(RECORDS FOR THIS TASK)

---*---

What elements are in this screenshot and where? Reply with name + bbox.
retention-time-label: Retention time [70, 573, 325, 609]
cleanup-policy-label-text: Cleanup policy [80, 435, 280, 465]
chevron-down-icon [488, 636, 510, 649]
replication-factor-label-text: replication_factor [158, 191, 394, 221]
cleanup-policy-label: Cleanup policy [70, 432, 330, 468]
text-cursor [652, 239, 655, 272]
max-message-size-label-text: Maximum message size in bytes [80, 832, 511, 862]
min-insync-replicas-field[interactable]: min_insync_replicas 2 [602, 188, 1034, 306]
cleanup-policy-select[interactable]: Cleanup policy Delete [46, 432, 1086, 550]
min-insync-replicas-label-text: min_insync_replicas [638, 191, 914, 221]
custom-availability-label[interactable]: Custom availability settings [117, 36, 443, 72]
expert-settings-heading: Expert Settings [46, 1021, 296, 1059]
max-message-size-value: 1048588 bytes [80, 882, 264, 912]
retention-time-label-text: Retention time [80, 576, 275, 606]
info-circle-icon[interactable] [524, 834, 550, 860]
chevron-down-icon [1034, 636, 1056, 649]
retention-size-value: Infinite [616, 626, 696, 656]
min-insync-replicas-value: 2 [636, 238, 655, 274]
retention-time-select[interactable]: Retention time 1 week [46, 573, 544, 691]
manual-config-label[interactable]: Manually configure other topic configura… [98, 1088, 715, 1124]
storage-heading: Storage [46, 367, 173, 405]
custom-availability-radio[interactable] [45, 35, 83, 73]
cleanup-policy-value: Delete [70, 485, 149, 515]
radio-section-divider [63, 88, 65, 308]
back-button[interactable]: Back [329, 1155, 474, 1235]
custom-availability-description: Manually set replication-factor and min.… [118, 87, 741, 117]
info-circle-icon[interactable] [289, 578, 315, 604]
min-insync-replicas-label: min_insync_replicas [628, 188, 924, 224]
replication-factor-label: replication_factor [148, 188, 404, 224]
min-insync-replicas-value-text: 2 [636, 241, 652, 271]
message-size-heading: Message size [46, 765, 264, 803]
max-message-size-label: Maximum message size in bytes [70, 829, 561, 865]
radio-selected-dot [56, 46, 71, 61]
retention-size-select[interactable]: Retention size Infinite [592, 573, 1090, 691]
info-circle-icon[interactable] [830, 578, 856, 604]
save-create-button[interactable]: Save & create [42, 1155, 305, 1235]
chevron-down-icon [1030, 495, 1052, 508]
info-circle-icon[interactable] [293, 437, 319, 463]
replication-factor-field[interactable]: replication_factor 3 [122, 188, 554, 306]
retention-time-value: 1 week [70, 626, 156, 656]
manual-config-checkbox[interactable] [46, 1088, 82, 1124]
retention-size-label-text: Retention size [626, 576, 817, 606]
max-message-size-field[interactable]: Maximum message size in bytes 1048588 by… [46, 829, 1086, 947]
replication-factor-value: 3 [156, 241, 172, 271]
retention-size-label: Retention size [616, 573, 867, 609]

---*---

(TASK DETAILS) Update the listing by replacing "Infinite" with "Unlimited" wherever it occurs, leaving every other line and character unchanged.

(FINISHED ANSWER)
What elements are in this screenshot and where? Reply with name + bbox.
retention-time-label: Retention time [70, 573, 325, 609]
cleanup-policy-label-text: Cleanup policy [80, 435, 280, 465]
chevron-down-icon [488, 636, 510, 649]
replication-factor-label-text: replication_factor [158, 191, 394, 221]
cleanup-policy-label: Cleanup policy [70, 432, 330, 468]
text-cursor [652, 239, 655, 272]
max-message-size-label-text: Maximum message size in bytes [80, 832, 511, 862]
min-insync-replicas-field[interactable]: min_insync_replicas 2 [602, 188, 1034, 306]
cleanup-policy-select[interactable]: Cleanup policy Delete [46, 432, 1086, 550]
min-insync-replicas-label-text: min_insync_replicas [638, 191, 914, 221]
custom-availability-label[interactable]: Custom availability settings [117, 36, 443, 72]
expert-settings-heading: Expert Settings [46, 1021, 296, 1059]
max-message-size-value: 1048588 bytes [80, 882, 264, 912]
retention-time-label-text: Retention time [80, 576, 275, 606]
info-circle-icon[interactable] [524, 834, 550, 860]
chevron-down-icon [1034, 636, 1056, 649]
retention-size-value: Unlimited [616, 626, 696, 656]
min-insync-replicas-value: 2 [636, 238, 655, 274]
retention-time-select[interactable]: Retention time 1 week [46, 573, 544, 691]
manual-config-label[interactable]: Manually configure other topic configura… [98, 1088, 715, 1124]
storage-heading: Storage [46, 367, 173, 405]
custom-availability-radio[interactable] [45, 35, 83, 73]
cleanup-policy-value: Delete [70, 485, 149, 515]
radio-section-divider [63, 88, 65, 308]
back-button[interactable]: Back [329, 1155, 474, 1235]
custom-availability-description: Manually set replication-factor and min.… [118, 87, 741, 117]
info-circle-icon[interactable] [289, 578, 315, 604]
min-insync-replicas-label: min_insync_replicas [628, 188, 924, 224]
replication-factor-label: replication_factor [148, 188, 404, 224]
min-insync-replicas-value-text: 2 [636, 241, 652, 271]
message-size-heading: Message size [46, 765, 264, 803]
max-message-size-label: Maximum message size in bytes [70, 829, 561, 865]
radio-selected-dot [56, 46, 71, 61]
retention-size-select[interactable]: Retention size Unlimited [592, 573, 1090, 691]
info-circle-icon[interactable] [830, 578, 856, 604]
save-create-button[interactable]: Save & create [42, 1155, 305, 1235]
chevron-down-icon [1030, 495, 1052, 508]
info-circle-icon[interactable] [293, 437, 319, 463]
replication-factor-field[interactable]: replication_factor 3 [122, 188, 554, 306]
retention-time-value: 1 week [70, 626, 156, 656]
manual-config-checkbox[interactable] [46, 1088, 82, 1124]
retention-size-label-text: Retention size [626, 576, 817, 606]
max-message-size-field[interactable]: Maximum message size in bytes 1048588 by… [46, 829, 1086, 947]
replication-factor-value: 3 [156, 241, 172, 271]
retention-size-label: Retention size [616, 573, 867, 609]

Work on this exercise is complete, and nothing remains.